EXERCISE DIRECTIONS
Write out the data below in full. Keep it exact.

MATERIAL FOR THIS TASK
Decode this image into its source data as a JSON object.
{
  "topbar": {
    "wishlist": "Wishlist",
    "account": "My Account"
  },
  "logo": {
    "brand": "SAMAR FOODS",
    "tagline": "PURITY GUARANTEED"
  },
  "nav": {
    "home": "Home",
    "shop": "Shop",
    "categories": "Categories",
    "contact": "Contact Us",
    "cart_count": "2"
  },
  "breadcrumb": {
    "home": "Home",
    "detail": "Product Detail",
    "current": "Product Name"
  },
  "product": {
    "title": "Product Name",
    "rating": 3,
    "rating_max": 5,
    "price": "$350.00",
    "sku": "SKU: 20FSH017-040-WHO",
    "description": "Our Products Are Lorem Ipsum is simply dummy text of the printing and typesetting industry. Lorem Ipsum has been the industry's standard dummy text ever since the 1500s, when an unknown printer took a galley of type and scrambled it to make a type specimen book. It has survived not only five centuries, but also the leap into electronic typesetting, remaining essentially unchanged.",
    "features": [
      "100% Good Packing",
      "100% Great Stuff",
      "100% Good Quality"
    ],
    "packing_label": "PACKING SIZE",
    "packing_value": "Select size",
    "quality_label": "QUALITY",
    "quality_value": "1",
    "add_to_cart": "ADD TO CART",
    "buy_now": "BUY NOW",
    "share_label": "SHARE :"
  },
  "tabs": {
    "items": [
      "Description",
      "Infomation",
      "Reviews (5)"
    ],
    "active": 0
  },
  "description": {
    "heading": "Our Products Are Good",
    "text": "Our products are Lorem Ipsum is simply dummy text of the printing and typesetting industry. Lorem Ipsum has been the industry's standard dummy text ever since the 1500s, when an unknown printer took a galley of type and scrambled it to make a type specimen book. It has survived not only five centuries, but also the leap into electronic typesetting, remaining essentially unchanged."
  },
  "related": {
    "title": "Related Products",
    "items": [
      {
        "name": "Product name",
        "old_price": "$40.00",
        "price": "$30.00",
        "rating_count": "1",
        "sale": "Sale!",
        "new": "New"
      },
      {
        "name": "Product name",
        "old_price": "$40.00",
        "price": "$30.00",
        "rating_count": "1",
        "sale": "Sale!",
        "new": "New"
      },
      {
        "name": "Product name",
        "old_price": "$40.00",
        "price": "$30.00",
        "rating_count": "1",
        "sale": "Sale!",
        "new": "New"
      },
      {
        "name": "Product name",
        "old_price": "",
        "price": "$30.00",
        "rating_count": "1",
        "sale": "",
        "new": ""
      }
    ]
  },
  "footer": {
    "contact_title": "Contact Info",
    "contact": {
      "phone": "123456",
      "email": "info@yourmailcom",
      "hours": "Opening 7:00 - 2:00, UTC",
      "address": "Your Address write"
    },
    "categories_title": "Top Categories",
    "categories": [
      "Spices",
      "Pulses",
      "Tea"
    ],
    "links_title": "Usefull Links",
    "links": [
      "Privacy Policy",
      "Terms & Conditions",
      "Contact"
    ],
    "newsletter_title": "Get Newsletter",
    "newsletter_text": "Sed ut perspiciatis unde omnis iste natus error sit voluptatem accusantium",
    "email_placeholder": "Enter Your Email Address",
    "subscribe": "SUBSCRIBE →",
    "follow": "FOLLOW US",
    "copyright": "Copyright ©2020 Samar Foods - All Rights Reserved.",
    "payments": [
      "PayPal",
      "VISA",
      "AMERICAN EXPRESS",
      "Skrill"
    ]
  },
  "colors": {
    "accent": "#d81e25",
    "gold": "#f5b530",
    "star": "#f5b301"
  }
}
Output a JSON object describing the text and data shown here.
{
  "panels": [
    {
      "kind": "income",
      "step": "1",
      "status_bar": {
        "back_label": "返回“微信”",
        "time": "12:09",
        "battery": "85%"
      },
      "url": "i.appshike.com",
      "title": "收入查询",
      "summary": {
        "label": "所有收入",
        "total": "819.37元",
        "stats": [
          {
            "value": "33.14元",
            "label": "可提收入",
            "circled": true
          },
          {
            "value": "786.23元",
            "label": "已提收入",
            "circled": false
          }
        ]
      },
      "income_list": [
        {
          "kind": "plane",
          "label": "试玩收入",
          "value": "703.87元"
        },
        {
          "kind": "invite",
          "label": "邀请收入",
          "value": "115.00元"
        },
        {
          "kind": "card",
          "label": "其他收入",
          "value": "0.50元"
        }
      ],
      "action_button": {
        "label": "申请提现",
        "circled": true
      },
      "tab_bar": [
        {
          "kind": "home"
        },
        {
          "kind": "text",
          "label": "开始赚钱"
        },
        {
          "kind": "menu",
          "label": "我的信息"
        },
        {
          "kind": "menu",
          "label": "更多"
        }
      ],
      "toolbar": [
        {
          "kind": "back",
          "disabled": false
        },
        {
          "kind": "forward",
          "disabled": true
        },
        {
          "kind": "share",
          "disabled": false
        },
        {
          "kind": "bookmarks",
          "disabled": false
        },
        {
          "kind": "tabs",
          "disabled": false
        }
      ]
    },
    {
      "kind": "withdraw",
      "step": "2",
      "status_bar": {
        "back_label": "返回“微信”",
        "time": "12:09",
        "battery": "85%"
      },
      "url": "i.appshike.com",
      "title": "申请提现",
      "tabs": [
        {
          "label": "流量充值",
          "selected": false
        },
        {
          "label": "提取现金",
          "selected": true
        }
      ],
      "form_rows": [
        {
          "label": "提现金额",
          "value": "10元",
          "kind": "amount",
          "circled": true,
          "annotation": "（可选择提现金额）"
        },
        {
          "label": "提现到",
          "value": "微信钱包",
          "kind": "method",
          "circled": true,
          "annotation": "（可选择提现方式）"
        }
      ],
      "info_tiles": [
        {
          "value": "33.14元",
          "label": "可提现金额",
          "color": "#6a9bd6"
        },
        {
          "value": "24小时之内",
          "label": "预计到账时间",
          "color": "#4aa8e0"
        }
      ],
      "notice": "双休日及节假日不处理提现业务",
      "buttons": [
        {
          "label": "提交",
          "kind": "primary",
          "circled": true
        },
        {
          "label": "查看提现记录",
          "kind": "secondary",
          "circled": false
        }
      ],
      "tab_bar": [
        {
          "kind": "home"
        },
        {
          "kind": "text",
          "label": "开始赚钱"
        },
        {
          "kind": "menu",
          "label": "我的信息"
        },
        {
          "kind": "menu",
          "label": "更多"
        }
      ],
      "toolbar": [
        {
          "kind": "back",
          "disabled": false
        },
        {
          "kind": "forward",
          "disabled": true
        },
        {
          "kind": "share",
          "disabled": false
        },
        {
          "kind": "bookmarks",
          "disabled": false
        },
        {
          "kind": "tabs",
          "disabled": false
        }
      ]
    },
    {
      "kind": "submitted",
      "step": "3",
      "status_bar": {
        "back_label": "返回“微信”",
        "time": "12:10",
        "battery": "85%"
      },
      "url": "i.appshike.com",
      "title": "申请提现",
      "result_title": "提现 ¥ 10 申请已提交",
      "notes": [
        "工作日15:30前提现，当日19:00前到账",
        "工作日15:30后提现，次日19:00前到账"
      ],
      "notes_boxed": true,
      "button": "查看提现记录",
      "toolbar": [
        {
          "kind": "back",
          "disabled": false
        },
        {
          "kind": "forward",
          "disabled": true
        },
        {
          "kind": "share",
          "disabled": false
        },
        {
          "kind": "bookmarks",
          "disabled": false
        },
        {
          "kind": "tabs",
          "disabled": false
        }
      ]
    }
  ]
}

RESULT OF THE TASK
Decode this image into its source data as a JSON object.
{
  "topbar": {
    "wishlist": "Wishlist",
    "account": "My Account"
  },
  "logo": {
    "brand": "SAMAR FOODS",
    "tagline": "PURITY GUARANTEED"
  },
  "nav": {
    "home": "Home",
    "shop": "Shop",
    "categories": "Categories",
    "contact": "Contact Us",
    "cart_count": "2"
  },
  "breadcrumb": {
    "home": "Home",
    "detail": "Product Detail",
    "current": "Product Name"
  },
  "product": {
    "title": "Product Name",
    "rating": 3,
    "rating_max": 5,
    "price": "$350.00",
    "sku": "SKU: 20FSH017-040-WHO",
    "description": "Our Products Are Lorem Ipsum is simply dummy text of the printing and typesetting industry. Lorem Ipsum has been the industry's standard dummy text ever since the 1500s, when an unknown printer took a galley of type and scrambled it to make a type specimen book. It has survived not only five centuries, but also the leap into electronic typesetting, remaining essentially unchanged.",
    "features": [
      "100% Good Packing",
      "100% Great Stuff",
      "100% Good Quality"
    ],
    "packing_label": "PACKING SIZE",
    "packing_value": "Select size",
    "quality_label": "QUALITY",
    "quality_value": "1",
    "add_to_cart": "ADD TO CART",
    "buy_now": "BUY NOW",
    "share_label": "SHARE :"
  },
  "tabs": {
    "items": [
      "Description",
      "Infomation",
      "Reviews (5)"
    ],
    "active": 0
  },
  "description": {
    "heading": "Our Products Are Good",
    "text": "Our products are Lorem Ipsum is simply dummy text of the printing and typesetting industry. Lorem Ipsum has been the industry's standard dummy text ever since the 1500s, when an unknown printer took a galley of type and scrambled it to make a type specimen book. It has survived not only five centuries, but also the leap into electronic typesetting, remaining essentially unchanged."
  },
  "related": {
    "title": "Related Products",
    "items": [
      {
        "name": "Product name",
        "old_price": "$40.00",
        "price": "$30.00",
        "rating_count": "1",
        "sale": "Sale!",
        "new": "New"
      },
      {
        "name": "Product name",
        "old_price": "$40.00",
        "price": "$30.00",
        "rating_count": "1",
        "sale": "Sale!",
        "new": "New"
      },
      {
        "name": "Product name",
        "old_price": "$40.00",
        "price": "$30.00",
        "rating_count": "1",
        "sale": "Sale!",
        "new": "New"
      },
      {
        "name": "Product name",
        "old_price": "",
        "price": "$30.00",
        "rating_count": "1",
        "sale": "",
        "new": ""
      }
    ]
  },
  "footer": {
    "contact_title": "Contact Info",
    "contact": {
      "phone": "123456",
      "email": "info@yourmailcom",
      "hours": "Opening 7:00 - 2:00, UTC",
      "address": "Your Address write"
    },
    "categories_title": "Top Categories",
    "categories": [
      "Spices",
      "Pulses",
      "Tea"
    ],
    "links_title": "Usefull Links",
    "links": [
      "Privacy Policy",
      "Terms & Conditions",
      "Contact"
    ],
    "newsletter_title": "Get Newsletter",
    "newsletter_text": "Sed ut perspiciatis unde omnis iste natus error sit voluptatem accusantium",
    "email_placeholder": "Enter Your Email Address",
    "subscribe": "SUBSCRIBE →",
    "follow": "FOLLOW US",
    "copyright": "Copyright ©2020 Samar Foods - All Rights Reserved.",
    "payments": [
      "PayPal",
      "VISA",
      "AMERICAN EXPRESS",
      "Skrill"
    ]
  },
  "colors": {
    "accent": "#d81e25",
    "gold": "#f5b530",
    "star": "#f5b301"
  }
}
Output a JSON object describing the text and data shown here.
{
  "panels": [
    {
      "kind": "income",
      "step": "1",
      "status_bar": {
        "back_label": "返回“微信”",
        "time": "12:09",
        "battery": "85%"
      },
      "url": "i.appshike.com",
      "title": "收入查询",
      "summary": {
        "label": "所有收入",
        "total": "819.37元",
        "stats": [
          {
            "value": "33.14元",
            "label": "可提收入",
            "circled": true
          },
          {
            "value": "786.23元",
            "label": "已提收入",
            "circled": false
          }
        ]
      },
      "income_list": [
        {
          "kind": "plane",
          "label": "试玩收入",
          "value": "703.87元"
        },
        {
          "kind": "invite",
          "label": "邀请收入",
          "value": "115.00元"
        },
        {
          "kind": "card",
          "label": "其他收入",
          "value": "0.50元"
        }
      ],
      "action_button": {
        "label": "申请提现",
        "circled": true
      },
      "tab_bar": [
        {
          "kind": "home"
        },
        {
          "kind": "text",
          "label": "开始赚钱"
        },
        {
          "kind": "menu",
          "label": "我的信息"
        },
        {
          "kind": "menu",
          "label": "更多"
        }
      ],
      "toolbar": [
        {
          "kind": "back",
          "disabled": false
        },
        {
          "kind": "forward",
          "disabled": true
        },
        {
          "kind": "share",
          "disabled": false
        },
        {
          "kind": "bookmarks",
          "disabled": false
        },
        {
          "kind": "tabs",
          "disabled": false
        }
      ]
    },
    {
      "kind": "withdraw",
      "step": "2",
      "status_bar": {
        "back_label": "返回“微信”",
        "time": "12:09",
        "battery": "85%"
      },
      "url": "i.appshike.com",
      "title": "申请提现",
      "tabs": [
        {
          "label": "流量充值",
          "selected": false
        },
        {
          "label": "提取现金",
          "selected": true
        }
      ],
      "form_rows": [
        {
          "label": "提现金额",
          "value": "10元",
          "kind": "amount",
          "circled": true,
          "annotation": "（可选择提现金额）"
        },
        {
          "label": "提现到",
          "value": "微信钱包",
          "kind": "method",
          "circled": true,
          "annotation": "（可选择提现方式）"
        }
      ],
      "info_tiles": [
        {
          "value": "33.14元",
          "label": "可提现金额",
          "color": "#6a9bd6"
        },
        {
          "value": "24小时之内",
          "label": "预计到账时间",
          "color": "#4aa8e0"
        }
      ],
      "notice": "双休日及节假日不处理提现业务",
      "buttons": [
        {
          "label": "提交",
          "kind": "primary",
          "circled": true
        },
        {
          "label": "查看提现记录",
          "kind": "secondary",
          "circled": false
        }
      ],
      "tab_bar": [
        {
          "kind": "home"
        },
        {
          "kind": "text",
          "label": "开始赚钱"
        },
        {
          "kind": "menu",
          "label": "我的信息"
        },
        {
          "kind": "menu",
          "label": "更多"
        }
      ],
      "toolbar": [
        {
          "kind": "back",
          "disabled": false
        },
        {
          "kind": "forward",
          "disabled": true
        },
        {
          "kind": "share",
          "disabled": false
        },
        {
          "kind": "bookmarks",
          "disabled": false
        },
        {
          "kind": "tabs",
          "disabled": false
        }
      ]
    },
    {
      "kind": "submitted",
      "step": "3",
      "status_bar": {
        "back_label": "返回“微信”",
        "time": "12:10",
        "battery": "85%"
      },
      "url": "i.appshike.com",
      "title": "申请提现",
      "result_title": "提现 ¥ 10 申请已提交",
      "notes": [
        "工作日15:30前提现，当日19:00前到账",
        "工作日15:30后提现，次日19:00前到账"
      ],
      "notes_boxed": true,
      "button": "查看提现记录",
      "toolbar": [
        {
          "kind": "back",
          "disabled": false
        },
        {
          "kind": "forward",
          "disabled": true
        },
        {
          "kind": "share",
          "disabled": false
        },
        {
          "kind": "bookmarks",
          "disabled": false
        },
        {
          "kind": "tabs",
          "disabled": false
        }
      ]
    }
  ]
}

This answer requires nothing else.